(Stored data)
□ □ □

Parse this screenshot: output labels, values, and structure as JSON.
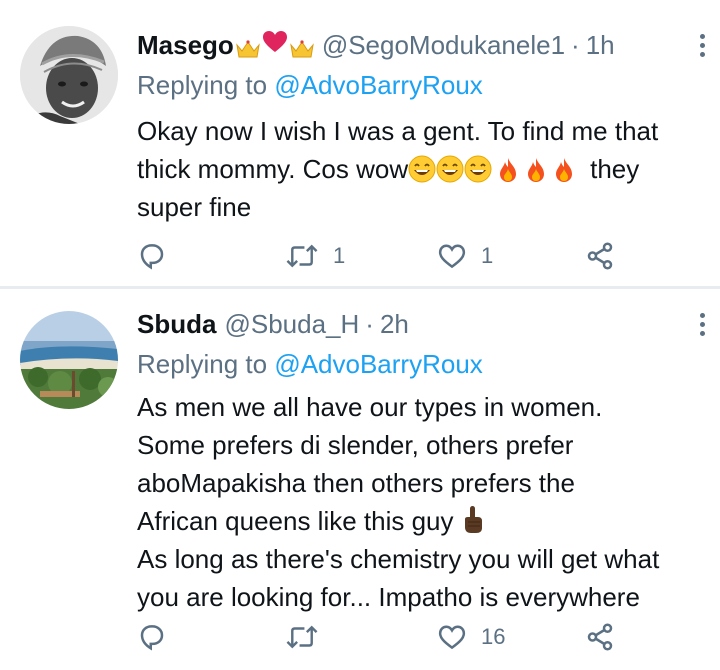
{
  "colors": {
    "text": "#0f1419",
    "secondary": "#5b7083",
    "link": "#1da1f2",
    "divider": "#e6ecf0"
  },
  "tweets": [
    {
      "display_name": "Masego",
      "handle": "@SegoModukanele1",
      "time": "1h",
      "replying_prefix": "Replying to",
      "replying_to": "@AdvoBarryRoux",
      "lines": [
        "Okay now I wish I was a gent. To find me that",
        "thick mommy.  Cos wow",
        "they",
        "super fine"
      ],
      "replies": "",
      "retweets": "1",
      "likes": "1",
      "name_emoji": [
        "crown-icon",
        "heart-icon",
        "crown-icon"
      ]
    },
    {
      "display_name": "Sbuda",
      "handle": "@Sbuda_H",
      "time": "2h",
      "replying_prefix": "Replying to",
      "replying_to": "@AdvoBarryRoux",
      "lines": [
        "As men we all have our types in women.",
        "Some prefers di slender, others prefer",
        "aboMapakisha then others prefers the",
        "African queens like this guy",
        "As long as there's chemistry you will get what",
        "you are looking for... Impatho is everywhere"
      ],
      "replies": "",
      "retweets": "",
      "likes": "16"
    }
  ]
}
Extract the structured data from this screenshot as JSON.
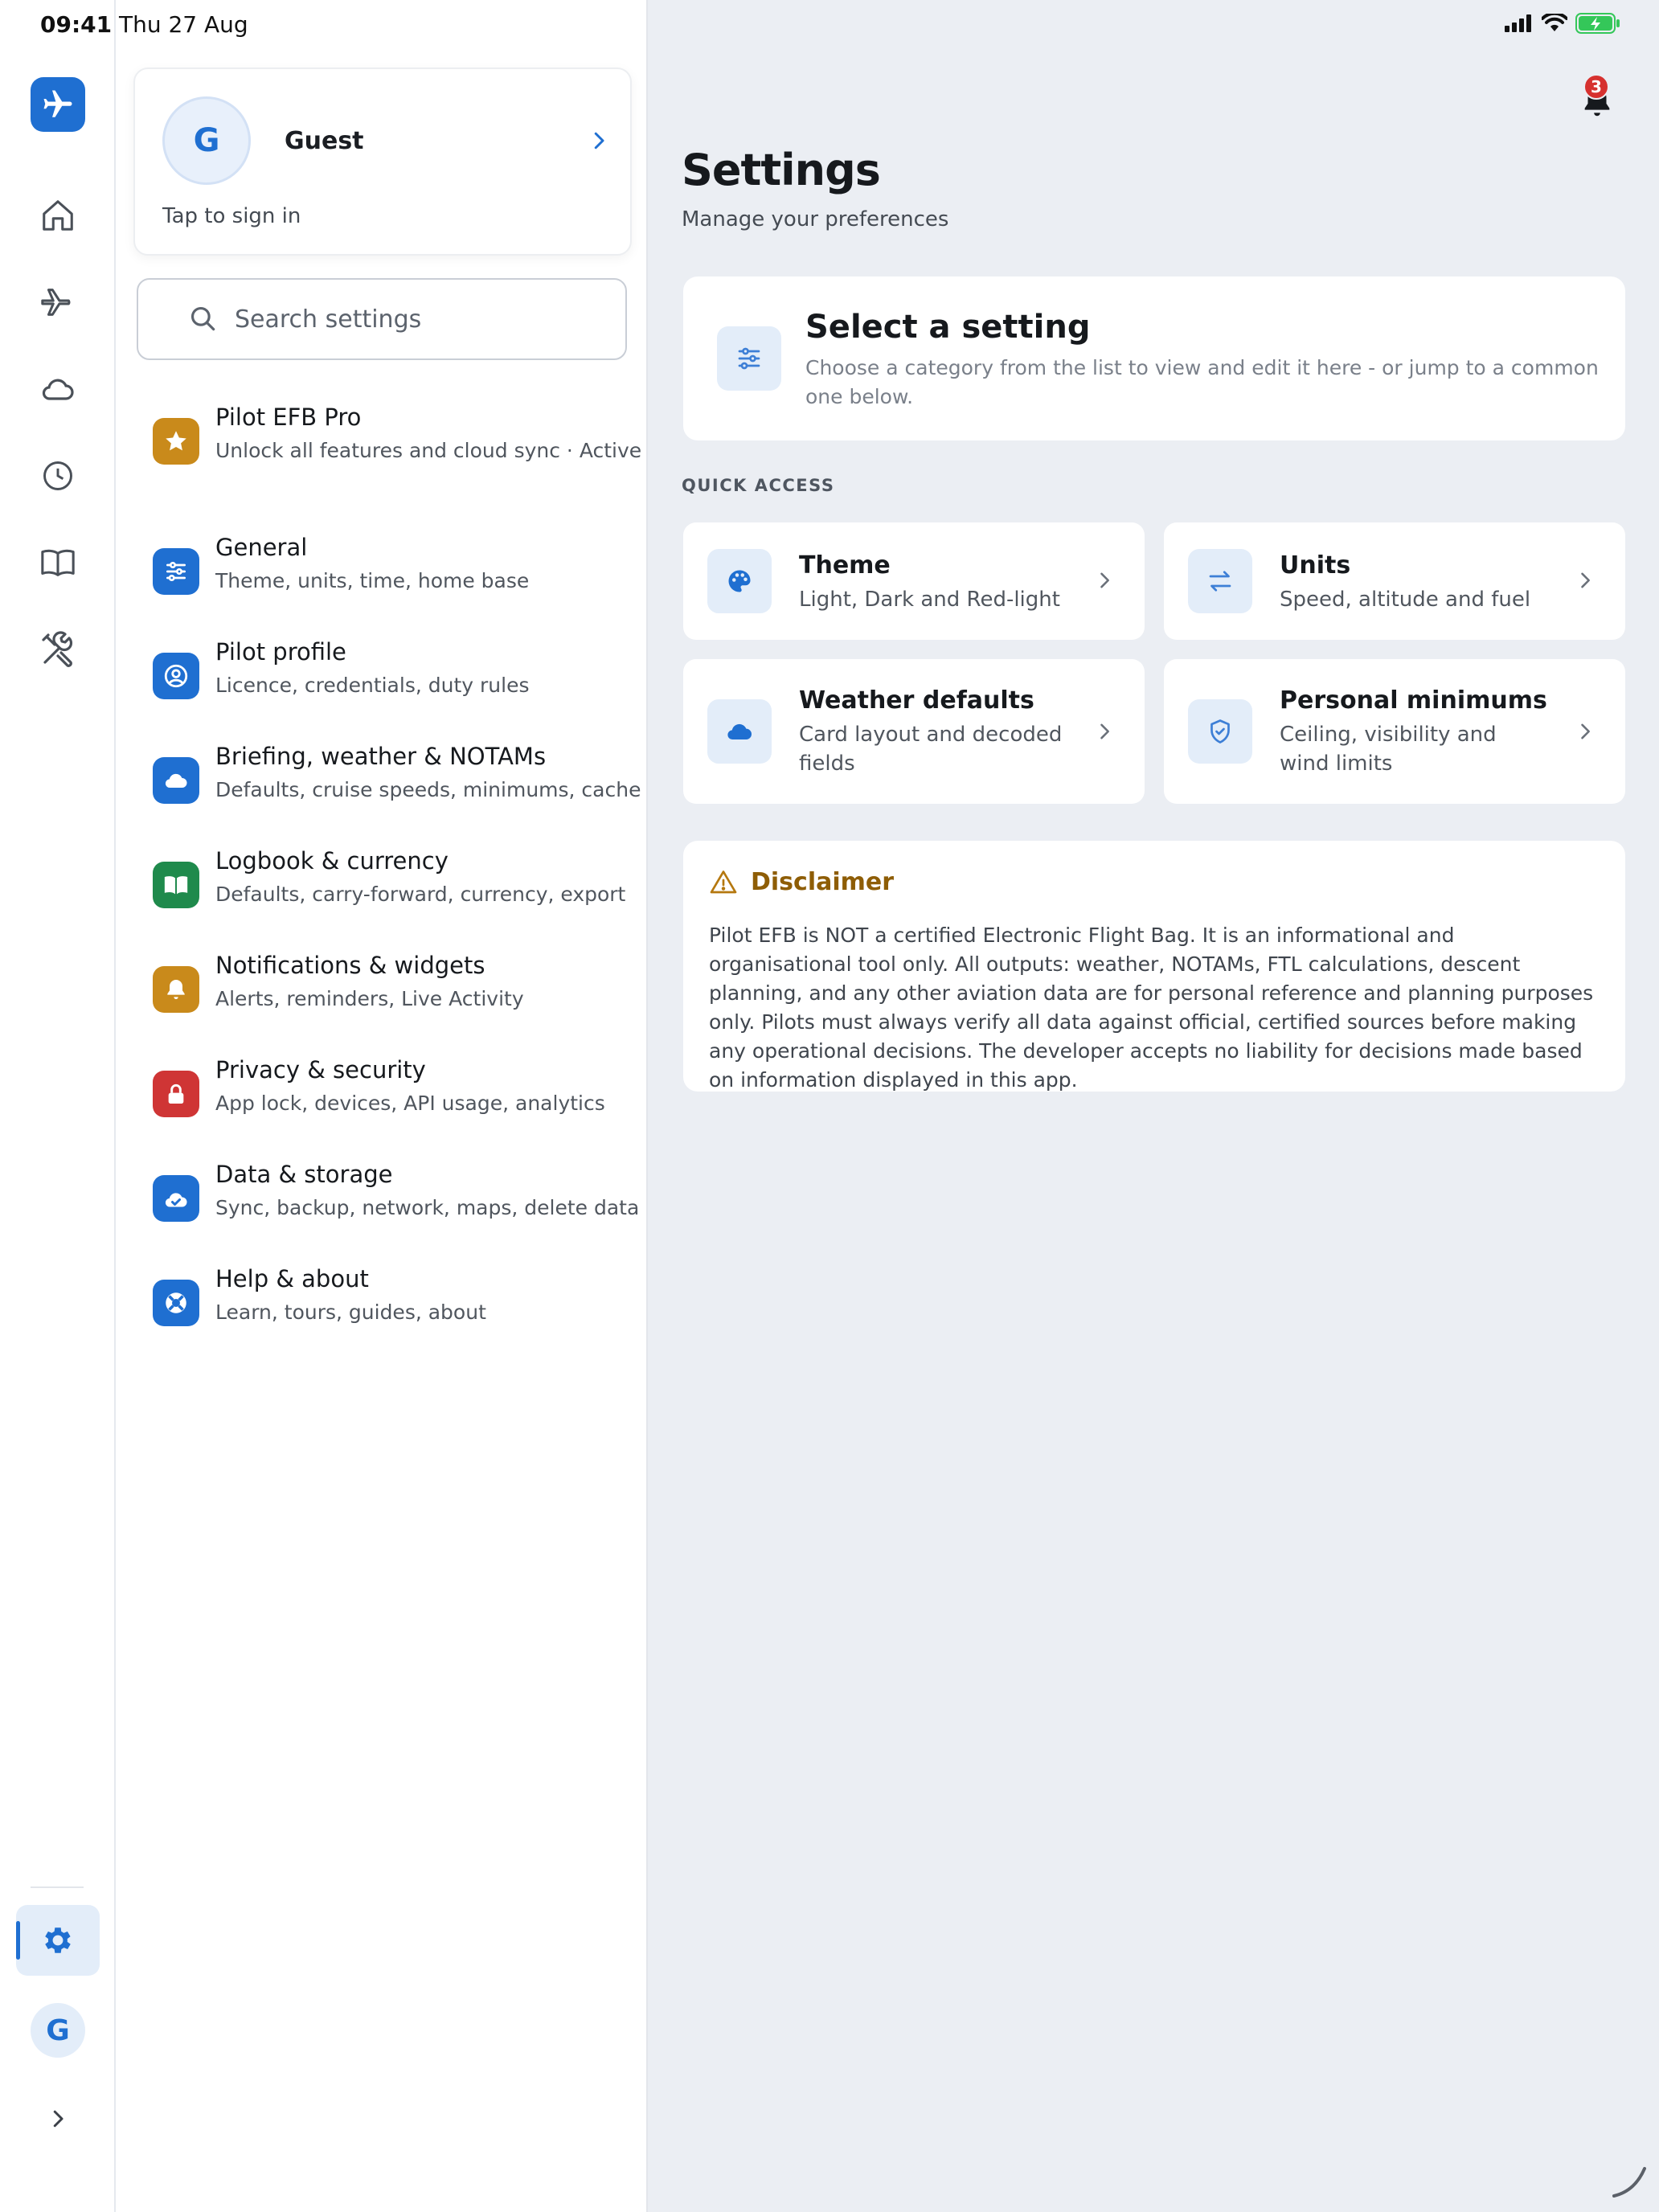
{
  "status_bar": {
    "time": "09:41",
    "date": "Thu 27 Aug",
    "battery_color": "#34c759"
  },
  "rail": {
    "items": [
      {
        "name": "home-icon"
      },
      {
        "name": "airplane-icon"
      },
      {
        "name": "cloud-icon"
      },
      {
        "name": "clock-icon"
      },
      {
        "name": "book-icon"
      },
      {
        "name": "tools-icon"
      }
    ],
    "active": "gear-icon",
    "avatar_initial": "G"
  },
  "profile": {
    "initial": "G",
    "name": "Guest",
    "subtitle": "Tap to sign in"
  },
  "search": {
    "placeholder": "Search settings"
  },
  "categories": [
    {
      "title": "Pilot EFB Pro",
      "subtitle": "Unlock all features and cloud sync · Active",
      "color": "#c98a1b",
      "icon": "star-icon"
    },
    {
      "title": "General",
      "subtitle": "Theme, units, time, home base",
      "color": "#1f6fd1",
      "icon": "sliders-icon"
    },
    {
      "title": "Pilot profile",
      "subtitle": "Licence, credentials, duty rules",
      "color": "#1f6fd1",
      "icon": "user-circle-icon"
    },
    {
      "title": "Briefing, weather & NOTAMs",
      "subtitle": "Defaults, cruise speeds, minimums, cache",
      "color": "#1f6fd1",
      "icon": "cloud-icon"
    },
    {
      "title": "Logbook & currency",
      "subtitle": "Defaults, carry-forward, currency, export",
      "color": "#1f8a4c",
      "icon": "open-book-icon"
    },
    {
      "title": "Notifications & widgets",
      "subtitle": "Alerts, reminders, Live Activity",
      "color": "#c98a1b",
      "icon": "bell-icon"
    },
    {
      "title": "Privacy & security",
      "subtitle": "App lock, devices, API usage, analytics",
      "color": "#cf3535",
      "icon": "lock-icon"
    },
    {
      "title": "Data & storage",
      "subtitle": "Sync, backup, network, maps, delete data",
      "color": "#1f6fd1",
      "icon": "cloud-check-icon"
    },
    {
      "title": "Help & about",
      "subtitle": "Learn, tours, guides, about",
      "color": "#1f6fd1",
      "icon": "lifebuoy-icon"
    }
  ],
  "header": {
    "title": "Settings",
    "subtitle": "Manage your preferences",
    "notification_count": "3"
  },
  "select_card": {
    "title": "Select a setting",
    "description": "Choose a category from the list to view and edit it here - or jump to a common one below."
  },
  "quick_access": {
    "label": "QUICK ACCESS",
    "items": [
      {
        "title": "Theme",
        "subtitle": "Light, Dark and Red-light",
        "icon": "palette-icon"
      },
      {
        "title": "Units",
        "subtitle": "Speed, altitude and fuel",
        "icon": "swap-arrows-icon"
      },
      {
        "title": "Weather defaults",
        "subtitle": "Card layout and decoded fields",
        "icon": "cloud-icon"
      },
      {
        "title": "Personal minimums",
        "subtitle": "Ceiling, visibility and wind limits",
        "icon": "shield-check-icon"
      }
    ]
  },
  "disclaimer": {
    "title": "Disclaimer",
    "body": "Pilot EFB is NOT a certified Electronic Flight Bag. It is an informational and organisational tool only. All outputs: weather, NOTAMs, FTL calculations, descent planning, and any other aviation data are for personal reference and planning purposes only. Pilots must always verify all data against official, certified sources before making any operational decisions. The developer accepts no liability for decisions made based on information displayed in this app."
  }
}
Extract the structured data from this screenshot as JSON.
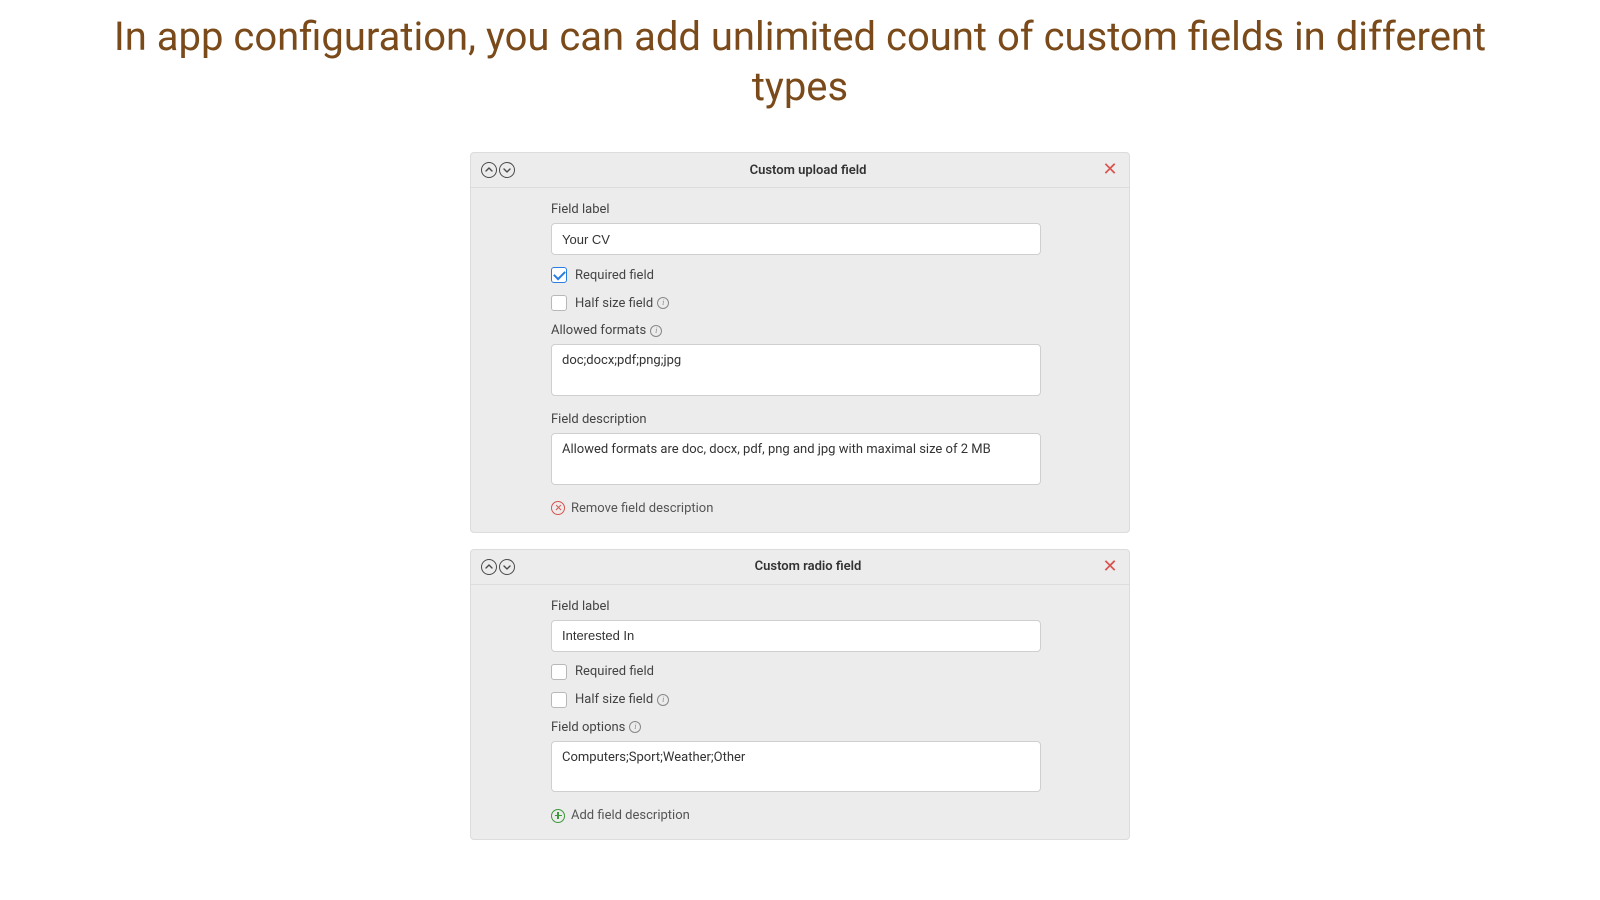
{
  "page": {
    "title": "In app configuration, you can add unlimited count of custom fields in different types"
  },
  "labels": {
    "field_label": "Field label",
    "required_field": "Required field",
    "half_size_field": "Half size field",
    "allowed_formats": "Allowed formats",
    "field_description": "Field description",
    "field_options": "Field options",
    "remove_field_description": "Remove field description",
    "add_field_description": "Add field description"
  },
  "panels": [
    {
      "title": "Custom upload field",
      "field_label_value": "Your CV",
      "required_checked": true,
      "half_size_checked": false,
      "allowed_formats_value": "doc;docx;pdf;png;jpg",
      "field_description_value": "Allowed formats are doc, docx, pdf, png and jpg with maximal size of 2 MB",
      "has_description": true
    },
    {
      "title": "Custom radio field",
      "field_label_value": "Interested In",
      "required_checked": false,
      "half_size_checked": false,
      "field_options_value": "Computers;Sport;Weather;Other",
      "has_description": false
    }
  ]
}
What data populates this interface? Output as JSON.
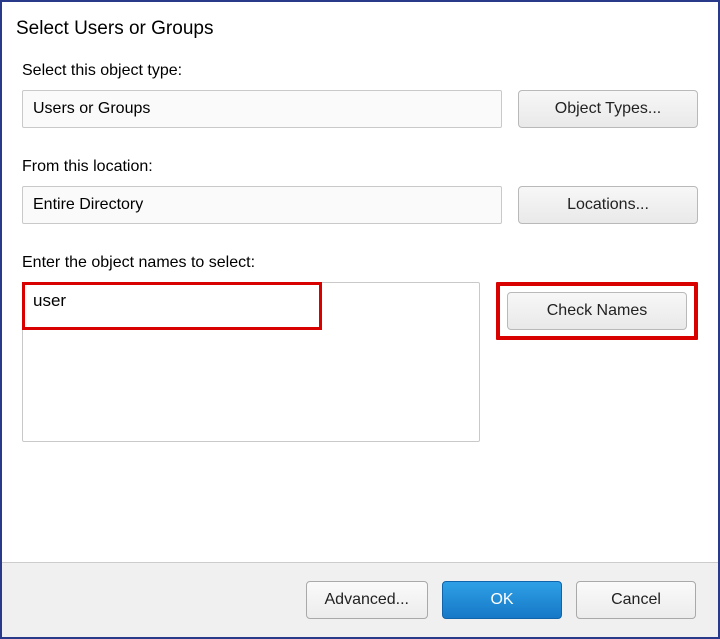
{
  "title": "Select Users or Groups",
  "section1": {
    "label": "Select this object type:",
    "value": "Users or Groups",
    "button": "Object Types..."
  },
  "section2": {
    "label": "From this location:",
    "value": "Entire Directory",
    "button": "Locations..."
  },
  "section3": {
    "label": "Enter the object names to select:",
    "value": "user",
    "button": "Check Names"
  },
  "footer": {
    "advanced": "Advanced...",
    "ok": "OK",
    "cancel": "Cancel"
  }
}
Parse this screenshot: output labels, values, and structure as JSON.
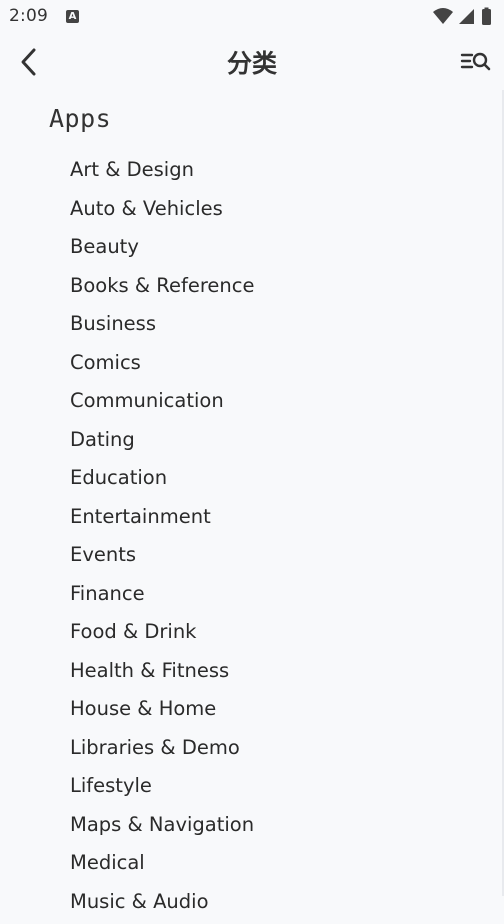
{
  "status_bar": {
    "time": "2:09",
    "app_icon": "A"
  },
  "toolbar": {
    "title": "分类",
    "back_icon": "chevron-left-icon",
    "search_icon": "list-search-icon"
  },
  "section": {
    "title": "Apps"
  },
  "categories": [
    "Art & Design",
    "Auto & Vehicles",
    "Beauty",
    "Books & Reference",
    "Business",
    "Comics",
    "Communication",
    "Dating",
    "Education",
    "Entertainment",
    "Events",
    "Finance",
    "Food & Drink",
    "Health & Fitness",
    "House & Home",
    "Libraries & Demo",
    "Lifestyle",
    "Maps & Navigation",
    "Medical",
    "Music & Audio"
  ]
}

□ □ □

* Given problem: Look for the word "false" and return every line where it occurs.

* Written solution:
      "half_size_checked": false,
      "required_checked": false,
      "half_size_checked": false,
      "has_description": false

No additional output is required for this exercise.